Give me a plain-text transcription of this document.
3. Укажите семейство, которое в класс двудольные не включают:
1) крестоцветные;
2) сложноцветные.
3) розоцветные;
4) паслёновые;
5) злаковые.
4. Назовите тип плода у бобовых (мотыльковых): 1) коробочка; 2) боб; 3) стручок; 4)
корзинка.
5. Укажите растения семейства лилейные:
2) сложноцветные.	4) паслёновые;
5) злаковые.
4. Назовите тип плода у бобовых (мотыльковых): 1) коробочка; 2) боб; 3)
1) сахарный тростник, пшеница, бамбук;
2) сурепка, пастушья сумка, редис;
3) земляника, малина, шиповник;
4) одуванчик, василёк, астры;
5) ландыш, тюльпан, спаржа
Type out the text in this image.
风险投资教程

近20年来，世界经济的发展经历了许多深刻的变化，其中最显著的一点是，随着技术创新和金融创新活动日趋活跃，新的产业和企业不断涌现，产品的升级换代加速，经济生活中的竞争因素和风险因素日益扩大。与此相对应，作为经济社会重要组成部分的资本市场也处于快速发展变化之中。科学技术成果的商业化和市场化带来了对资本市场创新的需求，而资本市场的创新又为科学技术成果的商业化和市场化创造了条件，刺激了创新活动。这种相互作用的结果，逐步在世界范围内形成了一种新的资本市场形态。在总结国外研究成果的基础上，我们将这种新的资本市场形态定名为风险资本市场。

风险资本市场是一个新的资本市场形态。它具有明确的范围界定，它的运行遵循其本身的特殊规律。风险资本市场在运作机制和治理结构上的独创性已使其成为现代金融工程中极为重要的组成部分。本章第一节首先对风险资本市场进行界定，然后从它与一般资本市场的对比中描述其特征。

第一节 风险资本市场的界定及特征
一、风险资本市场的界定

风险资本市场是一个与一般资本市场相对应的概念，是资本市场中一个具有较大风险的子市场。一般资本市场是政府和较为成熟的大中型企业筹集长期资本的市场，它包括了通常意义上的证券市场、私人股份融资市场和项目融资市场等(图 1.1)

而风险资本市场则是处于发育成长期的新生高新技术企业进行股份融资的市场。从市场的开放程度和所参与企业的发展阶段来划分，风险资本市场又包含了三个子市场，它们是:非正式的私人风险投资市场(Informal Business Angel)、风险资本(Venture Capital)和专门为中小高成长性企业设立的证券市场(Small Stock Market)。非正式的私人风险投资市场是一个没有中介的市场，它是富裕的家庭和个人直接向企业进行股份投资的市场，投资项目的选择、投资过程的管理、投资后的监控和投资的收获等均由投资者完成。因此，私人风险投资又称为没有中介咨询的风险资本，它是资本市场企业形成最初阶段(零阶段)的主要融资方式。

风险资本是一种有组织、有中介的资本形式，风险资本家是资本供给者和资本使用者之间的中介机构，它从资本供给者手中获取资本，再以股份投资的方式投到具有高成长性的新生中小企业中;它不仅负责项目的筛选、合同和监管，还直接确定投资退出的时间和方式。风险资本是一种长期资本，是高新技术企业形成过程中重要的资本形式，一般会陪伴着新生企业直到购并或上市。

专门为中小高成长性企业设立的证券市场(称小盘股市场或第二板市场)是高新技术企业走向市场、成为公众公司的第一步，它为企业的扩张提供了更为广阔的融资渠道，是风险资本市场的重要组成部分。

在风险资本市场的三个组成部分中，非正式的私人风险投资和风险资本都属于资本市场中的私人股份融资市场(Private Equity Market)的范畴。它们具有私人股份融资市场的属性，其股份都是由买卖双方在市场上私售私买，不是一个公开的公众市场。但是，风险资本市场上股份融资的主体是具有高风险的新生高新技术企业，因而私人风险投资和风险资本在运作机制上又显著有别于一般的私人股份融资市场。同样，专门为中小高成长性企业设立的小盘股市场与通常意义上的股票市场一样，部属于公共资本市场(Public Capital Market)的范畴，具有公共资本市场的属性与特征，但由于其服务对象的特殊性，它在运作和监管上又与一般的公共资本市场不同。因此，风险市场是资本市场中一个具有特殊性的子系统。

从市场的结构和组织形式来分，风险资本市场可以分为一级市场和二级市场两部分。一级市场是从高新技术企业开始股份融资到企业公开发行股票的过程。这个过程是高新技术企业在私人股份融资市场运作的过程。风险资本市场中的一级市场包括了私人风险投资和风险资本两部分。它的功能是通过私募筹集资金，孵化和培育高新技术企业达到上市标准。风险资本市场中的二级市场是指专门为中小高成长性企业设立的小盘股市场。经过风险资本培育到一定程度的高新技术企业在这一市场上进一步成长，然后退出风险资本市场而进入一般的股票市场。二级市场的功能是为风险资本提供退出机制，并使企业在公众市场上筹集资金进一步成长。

■ ■ ■ ■

Exercise instructions — Repeat the material from above exactly, word for word.

Written solution —
Give me a plain-text transcription of this document.
3. Укажите семейство, которое в класс двудольные не включают:
1) крестоцветные;
2) сложноцветные.
3) розоцветные;
4) паслёновые;
5) злаковые.
4. Назовите тип плода у бобовых (мотыльковых): 1) коробочка; 2) боб; 3) стручок; 4)
корзинка.
5. Укажите растения семейства лилейные:
2) сложноцветные.	4) паслёновые;
5) злаковые.
4. Назовите тип плода у бобовых (мотыльковых): 1) коробочка; 2) боб; 3)
1) сахарный тростник, пшеница, бамбук;
2) сурепка, пастушья сумка, редис;
3) земляника, малина, шиповник;
4) одуванчик, василёк, астры;
5) ландыш, тюльпан, спаржа
Type out the text in this image.
风险投资教程

近20年来，世界经济的发展经历了许多深刻的变化，其中最显著的一点是，随着技术创新和金融创新活动日趋活跃，新的产业和企业不断涌现，产品的升级换代加速，经济生活中的竞争因素和风险因素日益扩大。与此相对应，作为经济社会重要组成部分的资本市场也处于快速发展变化之中。科学技术成果的商业化和市场化带来了对资本市场创新的需求，而资本市场的创新又为科学技术成果的商业化和市场化创造了条件，刺激了创新活动。这种相互作用的结果，逐步在世界范围内形成了一种新的资本市场形态。在总结国外研究成果的基础上，我们将这种新的资本市场形态定名为风险资本市场。

风险资本市场是一个新的资本市场形态。它具有明确的范围界定，它的运行遵循其本身的特殊规律。风险资本市场在运作机制和治理结构上的独创性已使其成为现代金融工程中极为重要的组成部分。本章第一节首先对风险资本市场进行界定，然后从它与一般资本市场的对比中描述其特征。

第一节 风险资本市场的界定及特征
一、风险资本市场的界定

风险资本市场是一个与一般资本市场相对应的概念，是资本市场中一个具有较大风险的子市场。一般资本市场是政府和较为成熟的大中型企业筹集长期资本的市场，它包括了通常意义上的证券市场、私人股份融资市场和项目融资市场等(图 1.1)

而风险资本市场则是处于发育成长期的新生高新技术企业进行股份融资的市场。从市场的开放程度和所参与企业的发展阶段来划分，风险资本市场又包含了三个子市场，它们是:非正式的私人风险投资市场(Informal Business Angel)、风险资本(Venture Capital)和专门为中小高成长性企业设立的证券市场(Small Stock Market)。非正式的私人风险投资市场是一个没有中介的市场，它是富裕的家庭和个人直接向企业进行股份投资的市场，投资项目的选择、投资过程的管理、投资后的监控和投资的收获等均由投资者完成。因此，私人风险投资又称为没有中介咨询的风险资本，它是资本市场企业形成最初阶段(零阶段)的主要融资方式。

风险资本是一种有组织、有中介的资本形式，风险资本家是资本供给者和资本使用者之间的中介机构，它从资本供给者手中获取资本，再以股份投资的方式投到具有高成长性的新生中小企业中;它不仅负责项目的筛选、合同和监管，还直接确定投资退出的时间和方式。风险资本是一种长期资本，是高新技术企业形成过程中重要的资本形式，一般会陪伴着新生企业直到购并或上市。

专门为中小高成长性企业设立的证券市场(称小盘股市场或第二板市场)是高新技术企业走向市场、成为公众公司的第一步，它为企业的扩张提供了更为广阔的融资渠道，是风险资本市场的重要组成部分。

在风险资本市场的三个组成部分中，非正式的私人风险投资和风险资本都属于资本市场中的私人股份融资市场(Private Equity Market)的范畴。它们具有私人股份融资市场的属性，其股份都是由买卖双方在市场上私售私买，不是一个公开的公众市场。但是，风险资本市场上股份融资的主体是具有高风险的新生高新技术企业，因而私人风险投资和风险资本在运作机制上又显著有别于一般的私人股份融资市场。同样，专门为中小高成长性企业设立的小盘股市场与通常意义上的股票市场一样，部属于公共资本市场(Public Capital Market)的范畴，具有公共资本市场的属性与特征，但由于其服务对象的特殊性，它在运作和监管上又与一般的公共资本市场不同。因此，风险市场是资本市场中一个具有特殊性的子系统。

从市场的结构和组织形式来分，风险资本市场可以分为一级市场和二级市场两部分。一级市场是从高新技术企业开始股份融资到企业公开发行股票的过程。这个过程是高新技术企业在私人股份融资市场运作的过程。风险资本市场中的一级市场包括了私人风险投资和风险资本两部分。它的功能是通过私募筹集资金，孵化和培育高新技术企业达到上市标准。风险资本市场中的二级市场是指专门为中小高成长性企业设立的小盘股市场。经过风险资本培育到一定程度的高新技术企业在这一市场上进一步成长，然后退出风险资本市场而进入一般的股票市场。二级市场的功能是为风险资本提供退出机制，并使企业在公众市场上筹集资金进一步成长。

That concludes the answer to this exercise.